[[ Dataset records, beginning ]]
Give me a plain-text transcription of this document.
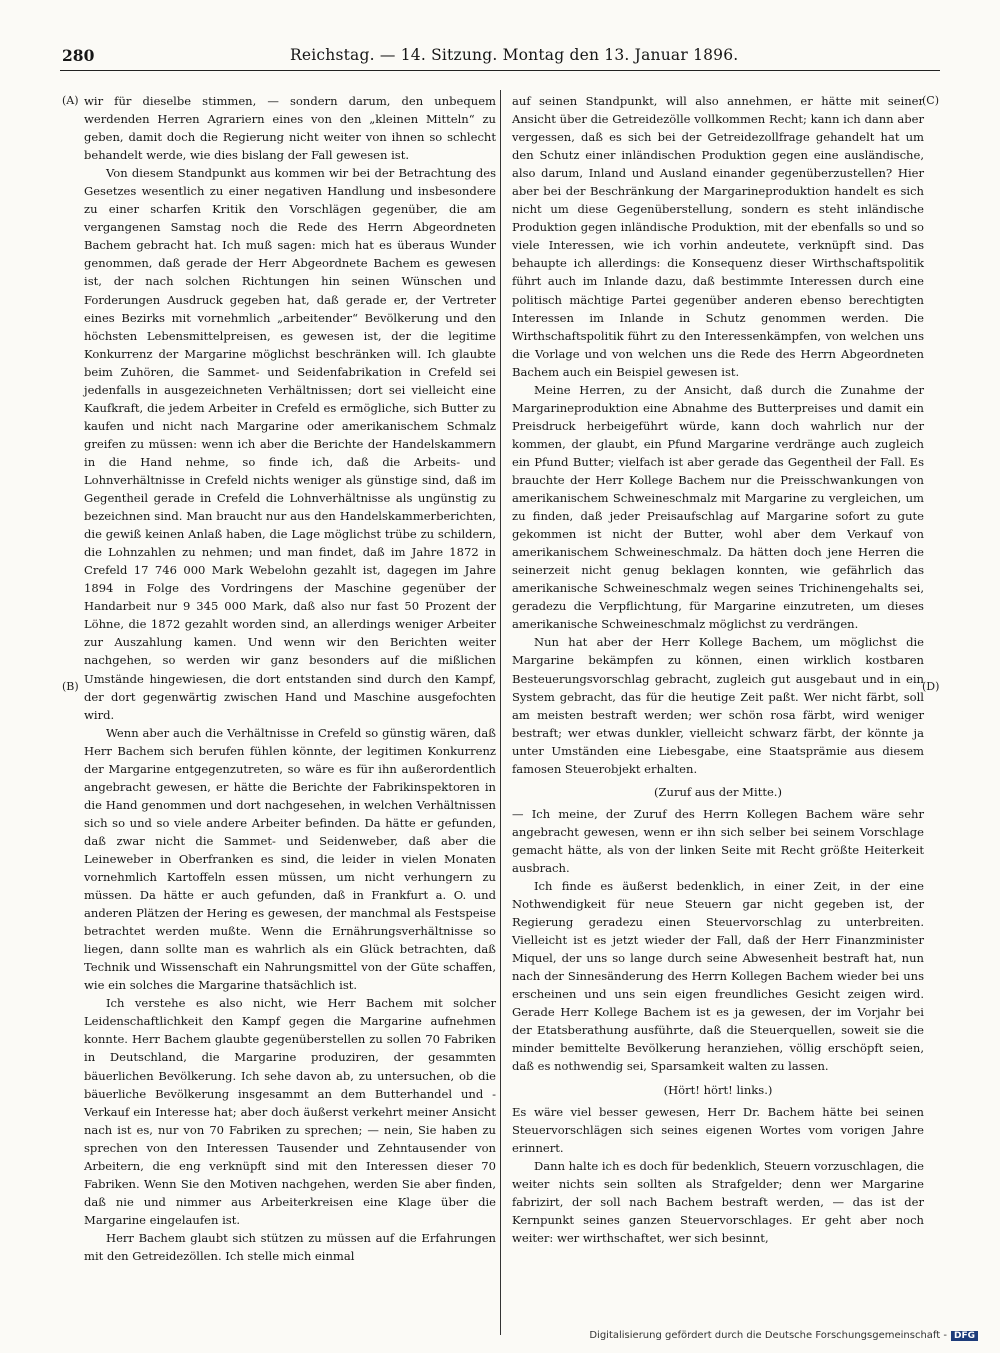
280	Reichstag. — 14. Sitzung. Montag den 13. Januar 1896.
(A)
(B)
(C)
(D)

wir für dieselbe stimmen, — sondern darum, den unbequem werdenden Herren Agrariern eines von den „kleinen Mitteln“ zu geben, damit doch die Regierung nicht weiter von ihnen so schlecht behandelt werde, wie dies bislang der Fall gewesen ist.

Von diesem Standpunkt aus kommen wir bei der Betrachtung des Gesetzes wesentlich zu einer negativen Handlung und insbesondere zu einer scharfen Kritik den Vorschlägen gegenüber, die am vergangenen Samstag noch die Rede des Herrn Abgeordneten Bachem gebracht hat. Ich muß sagen: mich hat es überaus Wunder genommen, daß gerade der Herr Abgeordnete Bachem es gewesen ist, der nach solchen Richtungen hin seinen Wünschen und Forderungen Ausdruck gegeben hat, daß gerade er, der Vertreter eines Bezirks mit vornehmlich „arbeitender“ Bevölkerung und den höchsten Lebensmittelpreisen, es gewesen ist, der die legitime Konkurrenz der Margarine möglichst beschränken will. Ich glaubte beim Zuhören, die Sammet- und Seidenfabrikation in Crefeld sei jedenfalls in ausgezeichneten Verhältnissen; dort sei vielleicht eine Kaufkraft, die jedem Arbeiter in Crefeld es ermögliche, sich Butter zu kaufen und nicht nach Margarine oder amerikanischem Schmalz greifen zu müssen: wenn ich aber die Berichte der Handelskammern in die Hand nehme, so finde ich, daß die Arbeits- und Lohnverhältnisse in Crefeld nichts weniger als günstige sind, daß im Gegentheil gerade in Crefeld die Lohnverhältnisse als ungünstig zu bezeichnen sind. Man braucht nur aus den Handelskammerberichten, die gewiß keinen Anlaß haben, die Lage möglichst trübe zu schildern, die Lohnzahlen zu nehmen; und man findet, daß im Jahre 1872 in Crefeld 17 746 000 Mark Webelohn gezahlt ist, dagegen im Jahre 1894 in Folge des Vordringens der Maschine gegenüber der Handarbeit nur 9 345 000 Mark, daß also nur fast 50 Prozent der Löhne, die 1872 gezahlt worden sind, an allerdings weniger Arbeiter zur Auszahlung kamen. Und wenn wir den Berichten weiter nachgehen, so werden wir ganz besonders auf die mißlichen Umstände hingewiesen, die dort entstanden sind durch den Kampf, der dort gegenwärtig zwischen Hand und Maschine ausgefochten wird.

Wenn aber auch die Verhältnisse in Crefeld so günstig wären, daß Herr Bachem sich berufen fühlen könnte, der legitimen Konkurrenz der Margarine entgegenzutreten, so wäre es für ihn außerordentlich angebracht gewesen, er hätte die Berichte der Fabrikinspektoren in die Hand genommen und dort nachgesehen, in welchen Verhältnissen sich so und so viele andere Arbeiter befinden. Da hätte er gefunden, daß zwar nicht die Sammet- und Seidenweber, daß aber die Leineweber in Oberfranken es sind, die leider in vielen Monaten vornehmlich Kartoffeln essen müssen, um nicht verhungern zu müssen. Da hätte er auch gefunden, daß in Frankfurt a. O. und anderen Plätzen der Hering es gewesen, der manchmal als Festspeise betrachtet werden mußte. Wenn die Ernährungsverhältnisse so liegen, dann sollte man es wahrlich als ein Glück betrachten, daß Technik und Wissenschaft ein Nahrungsmittel von der Güte schaffen, wie ein solches die Margarine thatsächlich ist.

Ich verstehe es also nicht, wie Herr Bachem mit solcher Leidenschaftlichkeit den Kampf gegen die Margarine aufnehmen konnte. Herr Bachem glaubte gegenüberstellen zu sollen 70 Fabriken in Deutschland, die Margarine produziren, der gesammten bäuerlichen Bevölkerung. Ich sehe davon ab, zu untersuchen, ob die bäuerliche Bevölkerung insgesammt an dem Butterhandel und -Verkauf ein Interesse hat; aber doch äußerst verkehrt meiner Ansicht nach ist es, nur von 70 Fabriken zu sprechen; — nein, Sie haben zu sprechen von den Interessen Tausender und Zehntausender von Arbeitern, die eng verknüpft sind mit den Interessen dieser 70 Fabriken. Wenn Sie den Motiven nachgehen, werden Sie aber finden, daß nie und nimmer aus Arbeiterkreisen eine Klage über die Margarine eingelaufen ist.

Herr Bachem glaubt sich stützen zu müssen auf die Erfahrungen mit den Getreidezöllen. Ich stelle mich einmal

auf seinen Standpunkt, will also annehmen, er hätte mit seiner Ansicht über die Getreidezölle vollkommen Recht; kann ich dann aber vergessen, daß es sich bei der Getreidezollfrage gehandelt hat um den Schutz einer inländischen Produktion gegen eine ausländische, also darum, Inland und Ausland einander gegenüberzustellen? Hier aber bei der Beschränkung der Margarineproduktion handelt es sich nicht um diese Gegenüberstellung, sondern es steht inländische Produktion gegen inländische Produktion, mit der ebenfalls so und so viele Interessen, wie ich vorhin andeutete, verknüpft sind. Das behaupte ich allerdings: die Konsequenz dieser Wirthschaftspolitik führt auch im Inlande dazu, daß bestimmte Interessen durch eine politisch mächtige Partei gegenüber anderen ebenso berechtigten Interessen im Inlande in Schutz genommen werden. Die Wirthschaftspolitik führt zu den Interessenkämpfen, von welchen uns die Vorlage und von welchen uns die Rede des Herrn Abgeordneten Bachem auch ein Beispiel gewesen ist.

Meine Herren, zu der Ansicht, daß durch die Zunahme der Margarineproduktion eine Abnahme des Butterpreises und damit ein Preisdruck herbeigeführt würde, kann doch wahrlich nur der kommen, der glaubt, ein Pfund Margarine verdränge auch zugleich ein Pfund Butter; vielfach ist aber gerade das Gegentheil der Fall. Es brauchte der Herr Kollege Bachem nur die Preisschwankungen von amerikanischem Schweineschmalz mit Margarine zu vergleichen, um zu finden, daß jeder Preisaufschlag auf Margarine sofort zu gute gekommen ist nicht der Butter, wohl aber dem Verkauf von amerikanischem Schweineschmalz. Da hätten doch jene Herren die seinerzeit nicht genug beklagen konnten, wie gefährlich das amerikanische Schweineschmalz wegen seines Trichinengehalts sei, geradezu die Verpflichtung, für Margarine einzutreten, um dieses amerikanische Schweineschmalz möglichst zu verdrängen.

Nun hat aber der Herr Kollege Bachem, um möglichst die Margarine bekämpfen zu können, einen wirklich kostbaren Besteuerungsvorschlag gebracht, zugleich gut ausgebaut und in ein System gebracht, das für die heutige Zeit paßt. Wer nicht färbt, soll am meisten bestraft werden; wer schön rosa färbt, wird weniger bestraft; wer etwas dunkler, vielleicht schwarz färbt, der könnte ja unter Umständen eine Liebesgabe, eine Staatsprämie aus diesem famosen Steuerobjekt erhalten.

(Zuruf aus der Mitte.)

— Ich meine, der Zuruf des Herrn Kollegen Bachem wäre sehr angebracht gewesen, wenn er ihn sich selber bei seinem Vorschlage gemacht hätte, als von der linken Seite mit Recht größte Heiterkeit ausbrach.

Ich finde es äußerst bedenklich, in einer Zeit, in der eine Nothwendigkeit für neue Steuern gar nicht gegeben ist, der Regierung geradezu einen Steuervorschlag zu unterbreiten. Vielleicht ist es jetzt wieder der Fall, daß der Herr Finanzminister Miquel, der uns so lange durch seine Abwesenheit bestraft hat, nun nach der Sinnesänderung des Herrn Kollegen Bachem wieder bei uns erscheinen und uns sein eigen freundliches Gesicht zeigen wird. Gerade Herr Kollege Bachem ist es ja gewesen, der im Vorjahr bei der Etatsberathung ausführte, daß die Steuerquellen, soweit sie die minder bemittelte Bevölkerung heranziehen, völlig erschöpft seien, daß es nothwendig sei, Sparsamkeit walten zu lassen.

(Hört! hört! links.)

Es wäre viel besser gewesen, Herr Dr. Bachem hätte bei seinen Steuervorschlägen sich seines eigenen Wortes vom vorigen Jahre erinnert.

Dann halte ich es doch für bedenklich, Steuern vorzuschlagen, die weiter nichts sein sollten als Strafgelder; denn wer Margarine fabrizirt, der soll nach Bachem bestraft werden, — das ist der Kernpunkt seines ganzen Steuervorschlages. Er geht aber noch weiter: wer wirthschaftet, wer sich besinnt,

Digitalisierung gefördert durch die Deutsche Forschungsgemeinschaft - DFG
[[ Dataset records, end ]]
Take each line in the listing that has the word "Zuruf" and copy it.

## [The answer]
(Zuruf aus der Mitte.)
— Ich meine, der Zuruf des Herrn Kollegen Bachem wäre sehr angebracht gewesen, wenn er ihn sich selber bei seinem Vorschlage gemacht hätte, als von der linken Seite mit Recht größte Heiterkeit ausbrach.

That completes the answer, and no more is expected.